Sergei Prokofiev

1891 - 1953

Russian

Summary

Sergei Prokofiev received his first piano instruction from his mother, who also encouraged composing. After studies with Gliere, he passed the entrance examination at the St. Petersburg Conservatory. There he studied with Rimsky-Korsakov and Liadov.

He formed a lasting relationship with Sergei Diaghilev, who arranged his first performance outside Russia (Rome, 1915). The opera The Love of the Three Oranges and the Third Piano Concerto were premiered in Chicago in 1921. In Paris, where Prokofiev settled, Diaghilev produced his ballets during the years 1921-32.

After returning to Russia, he composed Peter and the Wolf, the opera War and Peace, and the ballets Romeo and Juliet and Cinderella.

He died in 1953.

Biography

Sergei Prokofiev was born in 1891 at a rural estate in what is now Ukraine. His father was an engineer, his mother a pianist who gave her son his first piano lessons and transcribed his earliest compositions. After lessons with the composer and pianist Reinhold Gliére, Prokofiev was admitted to the Saint Petersburg Conservatory in 1904 to study piano, composition, and conducting.

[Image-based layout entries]

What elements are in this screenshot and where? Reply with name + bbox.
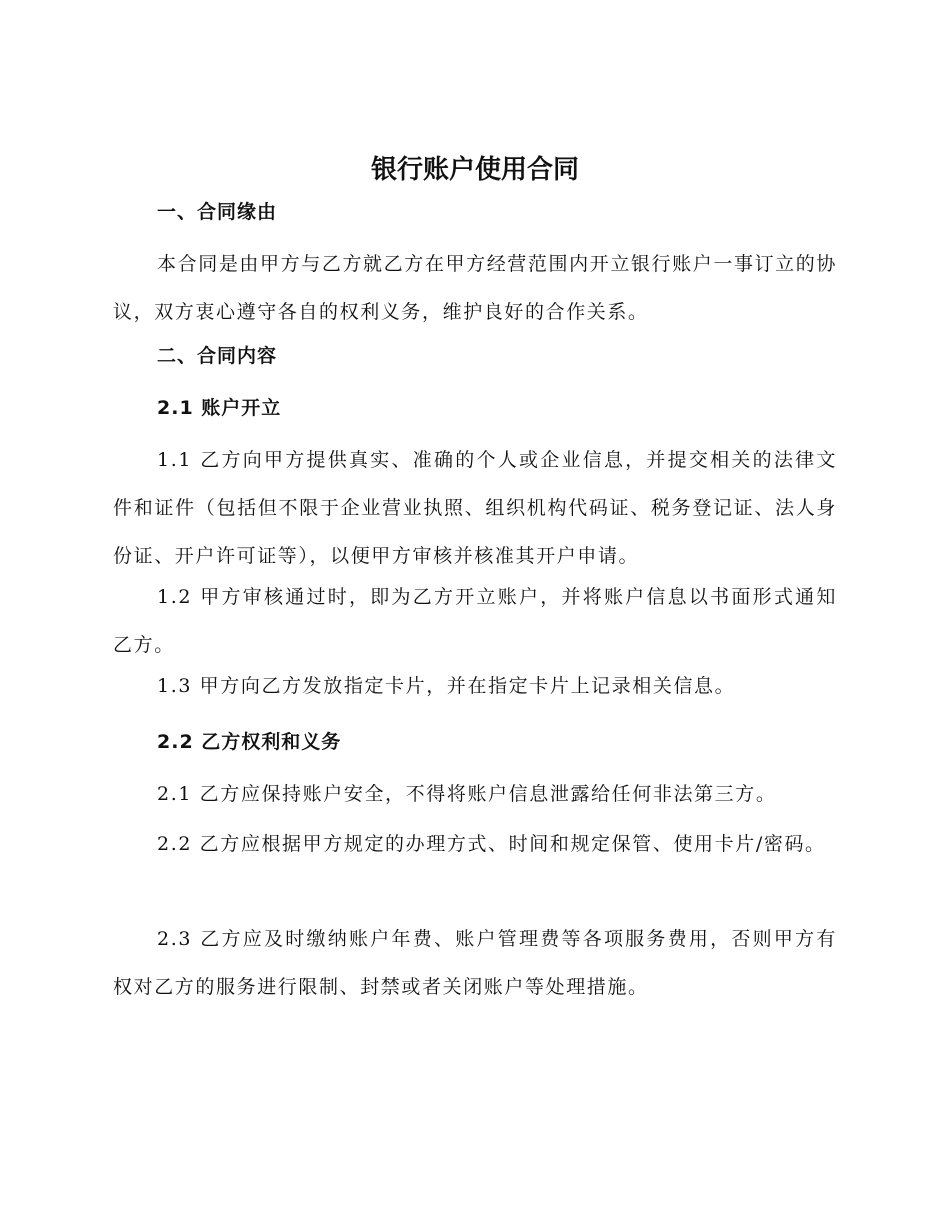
paragraph-1-3: 1.3 甲方向乙方发放指定卡片，并在指定卡片上记录相关信息。 (157, 675, 736, 697)
paragraph-2-2: 2.2 乙方应根据甲方规定的办理方式、时间和规定保管、使用卡片/密码。 (157, 833, 826, 855)
paragraph-1-1: 1.1 乙方向甲方提供真实、准确的个人或企业信息，并提交相关的法律文件和证件（包括但不限于企业营业执照、组织机构代码证、税务登记证、法人身份证、开户许可证等），以便甲方审核并核准其开户申请。 (113, 449, 837, 567)
document-title: 银行账户使用合同 (370, 155, 579, 185)
paragraph-2-1: 2.1 乙方应保持账户安全，不得将账户信息泄露给任何非法第三方。 (157, 783, 777, 805)
paragraph-1-2: 1.2 甲方审核通过时，即为乙方开立账户，并将账户信息以书面形式通知乙方。 (113, 586, 837, 656)
subsection-heading-account-opening: 2.1 账户开立 (157, 397, 282, 419)
paragraph-2-3: 2.3 乙方应及时缴纳账户年费、账户管理费等各项服务费用，否则甲方有权对乙方的服务进行限制、封禁或者关闭账户等处理措施。 (113, 928, 837, 998)
paragraph-reason: 本合同是由甲方与乙方就乙方在甲方经营范围内开立银行账户一事订立的协议，双方衷心遵守各自的权利义务，维护良好的合作关系。 (113, 253, 837, 323)
section-heading-reason: 一、合同缘由 (157, 201, 278, 223)
subsection-heading-rights-obligations: 2.2 乙方权利和义务 (157, 731, 342, 753)
section-heading-content: 二、合同内容 (157, 345, 278, 367)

__YOUR TASKS__
1 - In the Prokofiev profile, in which city were The Love of the Three Oranges and the Third Piano Concerto first performed?
2 - Reproduce the part of the Prokofiev profile starting with "1891 - 1953" and going on through "Rimsky-Korsakov and Liadov.".

__ANSWERS PROVIDED__
1 - Chicago.

2 -
1891 - 1953

Russian

Summary

Sergei Prokofiev received his first piano instruction from his mother, who also encouraged composing. After studies with Gliere, he passed the entrance examination at the St. Petersburg Conservatory. There he studied with Rimsky-Korsakov and Liadov.